**Task to complete:** Find every line in the records below that holds the word "Battery" and copy it.
· · · · · · ·
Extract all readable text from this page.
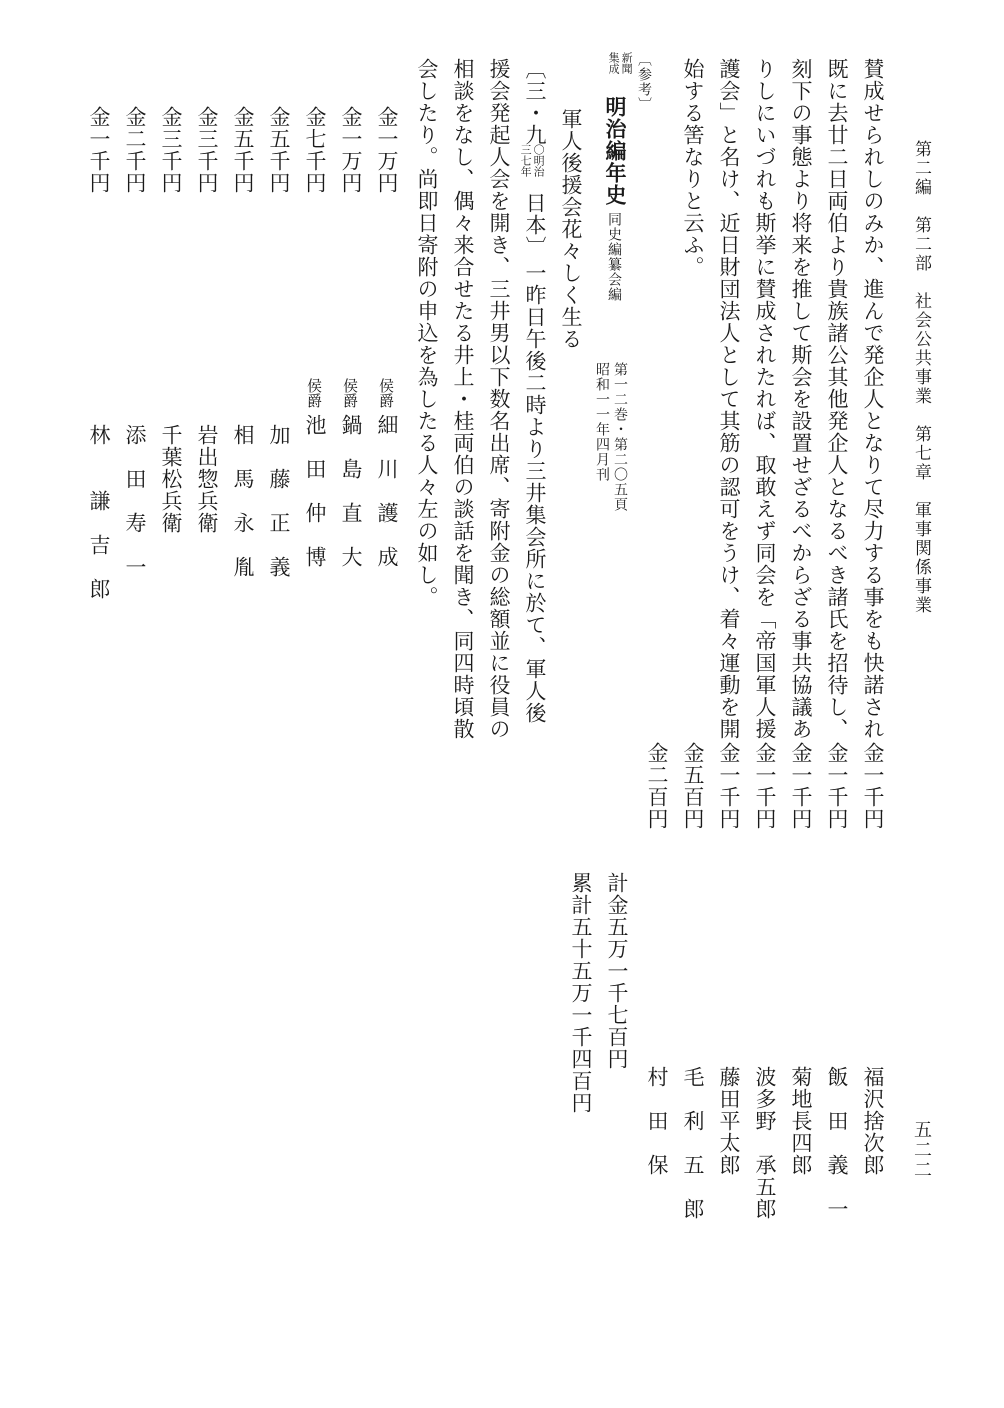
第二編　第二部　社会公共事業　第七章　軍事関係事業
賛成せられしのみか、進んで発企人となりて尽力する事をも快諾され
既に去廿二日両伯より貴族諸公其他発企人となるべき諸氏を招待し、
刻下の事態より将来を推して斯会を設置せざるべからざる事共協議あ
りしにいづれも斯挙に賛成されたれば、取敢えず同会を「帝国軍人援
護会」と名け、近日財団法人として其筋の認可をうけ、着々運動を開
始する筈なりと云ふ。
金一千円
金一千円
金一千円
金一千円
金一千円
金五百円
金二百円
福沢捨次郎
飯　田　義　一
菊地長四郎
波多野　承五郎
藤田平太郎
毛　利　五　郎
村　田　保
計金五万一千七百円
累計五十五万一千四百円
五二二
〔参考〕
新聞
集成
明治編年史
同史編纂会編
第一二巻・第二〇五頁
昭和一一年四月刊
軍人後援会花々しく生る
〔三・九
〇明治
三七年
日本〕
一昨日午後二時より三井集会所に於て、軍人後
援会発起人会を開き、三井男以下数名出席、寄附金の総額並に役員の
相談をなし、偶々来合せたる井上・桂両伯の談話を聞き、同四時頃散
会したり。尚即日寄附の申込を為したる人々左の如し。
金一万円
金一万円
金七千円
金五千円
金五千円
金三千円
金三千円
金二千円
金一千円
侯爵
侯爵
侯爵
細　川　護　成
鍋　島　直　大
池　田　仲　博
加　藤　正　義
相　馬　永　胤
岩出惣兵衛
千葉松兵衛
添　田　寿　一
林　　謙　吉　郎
· · · · · · ·
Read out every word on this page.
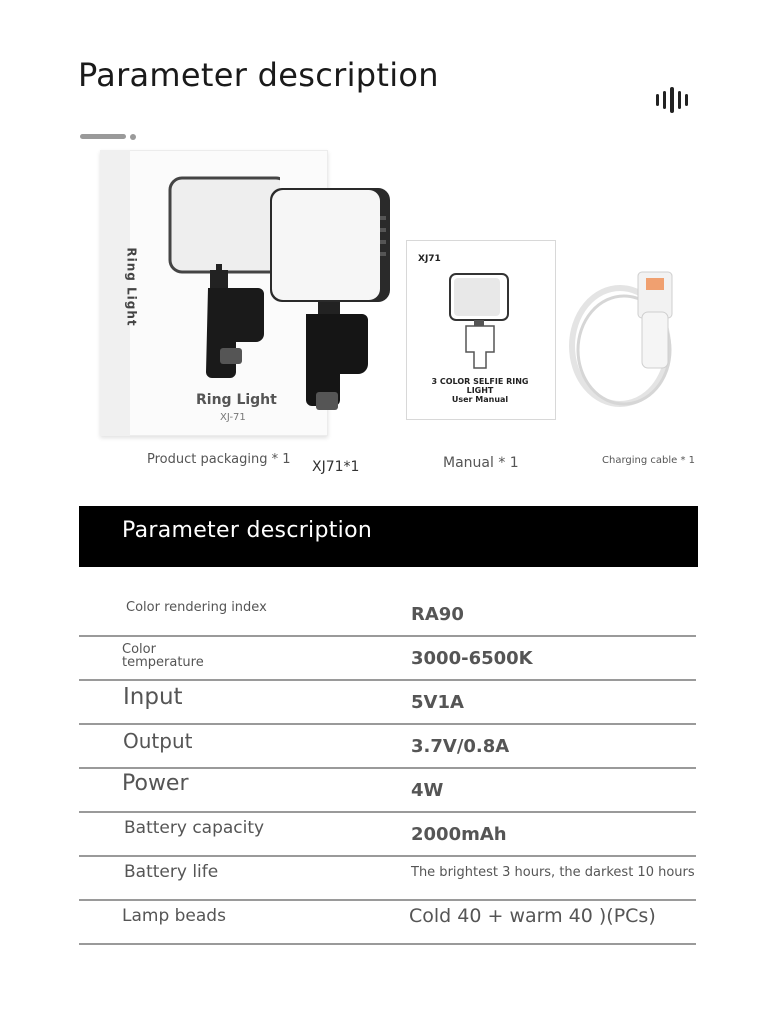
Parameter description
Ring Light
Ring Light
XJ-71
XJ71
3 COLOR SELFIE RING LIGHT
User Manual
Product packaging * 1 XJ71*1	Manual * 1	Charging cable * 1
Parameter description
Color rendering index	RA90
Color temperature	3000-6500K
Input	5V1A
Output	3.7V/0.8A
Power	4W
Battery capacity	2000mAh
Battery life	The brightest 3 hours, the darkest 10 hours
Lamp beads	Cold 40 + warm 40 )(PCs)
· · · · · · ·
**Result for this exercise:**
Battery capacity	2000mAh
Battery life	The brightest 3 hours, the darkest 10 hours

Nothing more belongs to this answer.